- [TEXT EXCERPT]:
▶
The BSP and SEC may order the payment or reimbursement of money which is subject to
the action filed before them. In the exercise of their adjudicatory powers, they shall have
the power to issue subpoena duces tecum and summon witnesses to appear in their
proceedings and when appropriate, order the examination, search and seizure of all
documents, and books of accounts of any entity or person under investigation as may be
necessary for the proper disposition of the cases before them. Further, the BSP and SEC
shall have the authority to punish for contempt, both directly and indirectly, in
accordance with the pertinent provisions of and penalties prescribed by the Rules of
Court.

(g) Other Powers. - Financial regulators may exercise such other powers as may be
provided by their enabling laws or charters as well as those which may be implied from,
or which are necessary or incidental to the carrying out of, the express powers granted to
the financial regulators to achieve the objectives and purposes of these laws.

Section 7. Investment Adviser. - Investment advisers shall be subject to the provisions of


Chapters VII, VIII, X and XIII of Republic Act No. 8799, and the rules and regulations to be
issued by the SEC.

The term "investment adviser" shall mean any person who, for compensation, engages in the
business of advising others, either directly or through publications or writings, as to the value of
investment products or as to the advisability of investing in, purchasing, or selling investment
products, or who, for compensation and as part of a regular business, issues or promulgates
analyses or reports concerning investment products; but does not include the following:

(a) Trust Department/Unit of Banks;

(b) Stand-alone Trust Entities;

(c) Lawyer, accountant, engineer, or teacher whose performance of such services is solely
incidental to the practice of his profession;

(d) Insurance agent whose performance of such services is solely incidental to the
practice of his profession;

(e) Any investment banker or broker dealer whose performance of such services is solely
incidental to the conduct of his business as such investment banker or broker dealer and
who receives no special compensation therefor;

(f) The publisher of any bona fide newspaper, news magazine, or business or financial


publication of general and regular circulation; and

(g) Such other persons as the SEC may designate by rules and regulations, or appropriate
order.

Section 8. Duties and Responsibilities of Financial Service Providers. -

(a) Board and Senior Management Oversight. - The Board of Directors and the members
of senior management of financial service providers shall ensure conformity with this Act
and shall provide the means by which they shall identify, measure, monitor, control, and
manage consumer protection risk inherent in their operations, in accordance with the
rules and regulations of their financial regulators.

(b) Appropriate Product Design and Delivery. - Financial service providers shall


continuously evaluate their financial products or services to ensure that they are
appropriately targeted to the needs, understanding and capacity of both their markets and
their clients. This shall include among others, the following:

(1) Affordability and suitability assessments. - Financial service providers should


have written procedures for determining whether a particular financial product or
service is suitable and affordable for their clients. This shall include the
determination of whether or not the amount and terms of the offered financial
product or service allow various clients to meet their respective obligations with a
low probability of serious hardship, and that there is a reasonable prospect that the
financial product o r service will provide value to its client. For the purpose of
extending credit, this assessment will include measures to prevent over-
indebtedness.
◀
Data records
▶
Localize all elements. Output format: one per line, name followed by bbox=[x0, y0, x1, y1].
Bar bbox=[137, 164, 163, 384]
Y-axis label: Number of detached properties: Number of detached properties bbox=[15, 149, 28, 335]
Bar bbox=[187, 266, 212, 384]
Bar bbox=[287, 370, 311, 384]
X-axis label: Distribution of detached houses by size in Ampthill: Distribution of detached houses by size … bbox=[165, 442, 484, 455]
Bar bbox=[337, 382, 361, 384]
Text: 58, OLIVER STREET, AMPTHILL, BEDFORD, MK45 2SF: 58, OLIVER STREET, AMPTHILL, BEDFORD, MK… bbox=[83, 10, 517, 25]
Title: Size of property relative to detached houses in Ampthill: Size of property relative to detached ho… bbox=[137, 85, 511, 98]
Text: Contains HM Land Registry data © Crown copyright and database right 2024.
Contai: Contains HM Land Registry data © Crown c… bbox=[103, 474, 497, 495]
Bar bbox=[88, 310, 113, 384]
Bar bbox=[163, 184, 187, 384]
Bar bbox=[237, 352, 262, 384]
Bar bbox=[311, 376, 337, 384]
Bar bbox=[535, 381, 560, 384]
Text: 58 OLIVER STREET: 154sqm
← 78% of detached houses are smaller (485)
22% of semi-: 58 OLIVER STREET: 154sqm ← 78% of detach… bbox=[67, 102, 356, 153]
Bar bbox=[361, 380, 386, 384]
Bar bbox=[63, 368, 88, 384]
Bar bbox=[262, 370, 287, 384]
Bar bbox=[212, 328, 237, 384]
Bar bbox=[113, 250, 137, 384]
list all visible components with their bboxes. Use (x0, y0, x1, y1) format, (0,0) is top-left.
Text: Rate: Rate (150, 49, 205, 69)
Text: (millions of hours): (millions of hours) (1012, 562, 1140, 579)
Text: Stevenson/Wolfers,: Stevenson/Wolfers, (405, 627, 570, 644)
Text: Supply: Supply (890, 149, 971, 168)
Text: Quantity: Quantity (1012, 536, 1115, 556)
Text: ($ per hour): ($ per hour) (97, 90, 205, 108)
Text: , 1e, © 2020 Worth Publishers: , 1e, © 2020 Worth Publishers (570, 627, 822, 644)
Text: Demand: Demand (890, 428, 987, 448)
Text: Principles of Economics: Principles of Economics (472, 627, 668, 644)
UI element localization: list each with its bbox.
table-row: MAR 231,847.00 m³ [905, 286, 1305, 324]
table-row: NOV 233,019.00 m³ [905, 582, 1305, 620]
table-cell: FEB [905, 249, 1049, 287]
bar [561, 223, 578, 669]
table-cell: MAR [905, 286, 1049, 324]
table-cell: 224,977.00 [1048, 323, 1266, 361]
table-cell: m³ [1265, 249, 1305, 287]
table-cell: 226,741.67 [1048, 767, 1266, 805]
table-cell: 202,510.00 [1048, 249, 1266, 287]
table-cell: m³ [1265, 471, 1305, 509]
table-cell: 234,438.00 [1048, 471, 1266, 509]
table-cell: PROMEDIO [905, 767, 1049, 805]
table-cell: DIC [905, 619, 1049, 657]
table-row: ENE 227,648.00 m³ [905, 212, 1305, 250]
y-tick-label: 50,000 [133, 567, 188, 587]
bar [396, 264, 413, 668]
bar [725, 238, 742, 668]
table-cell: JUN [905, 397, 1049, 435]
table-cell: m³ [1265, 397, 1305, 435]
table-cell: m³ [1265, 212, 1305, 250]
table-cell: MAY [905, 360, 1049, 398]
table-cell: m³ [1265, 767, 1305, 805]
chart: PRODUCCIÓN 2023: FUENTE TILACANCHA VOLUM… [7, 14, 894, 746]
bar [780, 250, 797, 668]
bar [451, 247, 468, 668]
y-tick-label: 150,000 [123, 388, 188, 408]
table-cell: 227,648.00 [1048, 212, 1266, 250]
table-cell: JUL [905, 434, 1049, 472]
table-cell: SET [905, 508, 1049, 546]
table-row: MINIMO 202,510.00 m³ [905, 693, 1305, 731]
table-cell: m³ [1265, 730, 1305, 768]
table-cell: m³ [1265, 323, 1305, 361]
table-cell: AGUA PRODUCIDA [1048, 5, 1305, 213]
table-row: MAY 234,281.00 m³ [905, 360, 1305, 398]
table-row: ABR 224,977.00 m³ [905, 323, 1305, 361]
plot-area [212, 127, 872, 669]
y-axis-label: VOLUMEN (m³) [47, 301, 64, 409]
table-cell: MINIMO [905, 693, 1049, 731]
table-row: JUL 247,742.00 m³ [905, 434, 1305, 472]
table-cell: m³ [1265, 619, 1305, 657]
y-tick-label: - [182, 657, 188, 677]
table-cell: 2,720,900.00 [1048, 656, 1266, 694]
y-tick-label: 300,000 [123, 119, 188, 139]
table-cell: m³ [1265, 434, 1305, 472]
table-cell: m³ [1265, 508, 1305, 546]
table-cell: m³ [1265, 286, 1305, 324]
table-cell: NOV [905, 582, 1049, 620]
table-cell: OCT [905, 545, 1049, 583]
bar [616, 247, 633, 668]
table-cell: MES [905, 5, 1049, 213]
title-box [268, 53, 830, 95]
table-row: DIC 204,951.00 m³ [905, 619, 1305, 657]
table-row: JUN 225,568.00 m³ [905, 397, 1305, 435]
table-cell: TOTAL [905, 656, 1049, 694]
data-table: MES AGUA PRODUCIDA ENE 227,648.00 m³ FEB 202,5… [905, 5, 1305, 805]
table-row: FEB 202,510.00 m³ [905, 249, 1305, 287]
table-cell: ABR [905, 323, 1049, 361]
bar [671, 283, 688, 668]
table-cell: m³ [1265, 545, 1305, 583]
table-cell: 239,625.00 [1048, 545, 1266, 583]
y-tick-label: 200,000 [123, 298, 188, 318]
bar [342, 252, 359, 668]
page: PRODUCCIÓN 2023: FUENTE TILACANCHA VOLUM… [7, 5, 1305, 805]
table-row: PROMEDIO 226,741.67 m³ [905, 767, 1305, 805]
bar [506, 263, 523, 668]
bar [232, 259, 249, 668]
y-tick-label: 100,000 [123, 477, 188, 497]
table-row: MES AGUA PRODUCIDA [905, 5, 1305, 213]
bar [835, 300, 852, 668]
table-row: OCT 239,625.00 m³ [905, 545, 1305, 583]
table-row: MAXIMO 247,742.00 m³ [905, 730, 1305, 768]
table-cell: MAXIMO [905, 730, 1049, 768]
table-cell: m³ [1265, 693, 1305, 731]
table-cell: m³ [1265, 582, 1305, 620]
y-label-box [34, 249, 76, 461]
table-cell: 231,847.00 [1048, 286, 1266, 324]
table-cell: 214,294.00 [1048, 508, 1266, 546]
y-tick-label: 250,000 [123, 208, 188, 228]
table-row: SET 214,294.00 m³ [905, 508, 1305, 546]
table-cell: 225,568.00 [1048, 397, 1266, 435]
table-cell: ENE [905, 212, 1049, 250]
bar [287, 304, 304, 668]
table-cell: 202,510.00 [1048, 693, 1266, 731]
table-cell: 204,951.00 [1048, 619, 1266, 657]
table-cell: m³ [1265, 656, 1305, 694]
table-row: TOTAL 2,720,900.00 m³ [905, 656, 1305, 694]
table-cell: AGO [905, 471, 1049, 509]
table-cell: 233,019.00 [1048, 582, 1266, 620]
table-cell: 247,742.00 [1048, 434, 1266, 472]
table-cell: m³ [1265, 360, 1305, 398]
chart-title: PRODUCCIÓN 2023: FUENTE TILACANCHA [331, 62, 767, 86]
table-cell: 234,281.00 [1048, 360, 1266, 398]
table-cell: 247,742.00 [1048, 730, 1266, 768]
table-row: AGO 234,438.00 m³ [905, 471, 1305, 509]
◀
Write a continuation of the financial consumer protection text, starting right after its last sentence. The records have no connection to the financial consumer protection text.

(2) Cooling-off period. - Financial service providers are expected to adopt a clear
cooling-off policy, as may be prescribed by law or by rules and regulations issued
by the relevant financial regulator upon its determination that a cooling-off period
is necessary for a particular financial product or service that is subject to its
regulation. Such policy should, among others, provide a cooling-off period that
will allow a client to consider the costs and risks of a financial product or service,
free from the pressure of the sales team of the financial service provider. The
length of the cooling-off period should be individually determined by the
financial service providers based on reasonable expectation of the time required
for a client to fully evaluate all the terms and risks of the financial product or
service and contact concerned parties who may be affected by its terms and
conditions, unless a minimum or fixed period is prescribed by the financial
regulator for compliance by the financial service provider or when stipulated in
the terms of the financial product or service. Financial regulators may opt not to
provide for cooling-off period for short-term transaction or contracts.

During the cooling-off period, the financial consumer may cancel or return the
contract without penalty; however, nothing herein prevents the financial service
providers from recovering the processing costs incurred, as may be approved by
the financial regulators. Financial service providers are prohibited from engaging
in practices that unreasonably burden the financial consumer in the exercise of the
right of cancellation during the cooling-off period. If the financial product or
service is a contract of insurance, a pre-need or a health maintenance organization
(HMO) product, the right of return cannot be exercised after the financial
consumer has made a claim.

(3) Pre-payment of loans and other credit accommodations. - A borrower may, at


any time prior to the agreed maturity date, prepay a loan or other credit
transactions in whole or in part: Provided, That costs or fees charged to the
borrower for such pre-payment, if any, shall be disclosed to ensure transparency,
disclosure, and responsible pricing as required under this section.

(c) Transparency, Disclosure, and responsible Pricing. - Financial service providers must


ensure that they adopt disclosure principles in their communications and their contracts
with financial consumers, including the use of clear and concise language to ensure that
all information concerning the financial product or service is understood by the target
clients. This shall also include updated and accurate disclosure of information such as
pricing or any cost associated with the product or service, and should be made in a
consistent manner to facilitate a comparison between similar financial products or
services across the industry.

Sufficient product disclosure must be provided before the contracting of the financial
product or service to give the client enough basis and time for review. Any change in the
terms or conditions of a financial product or service shall be provided to the client.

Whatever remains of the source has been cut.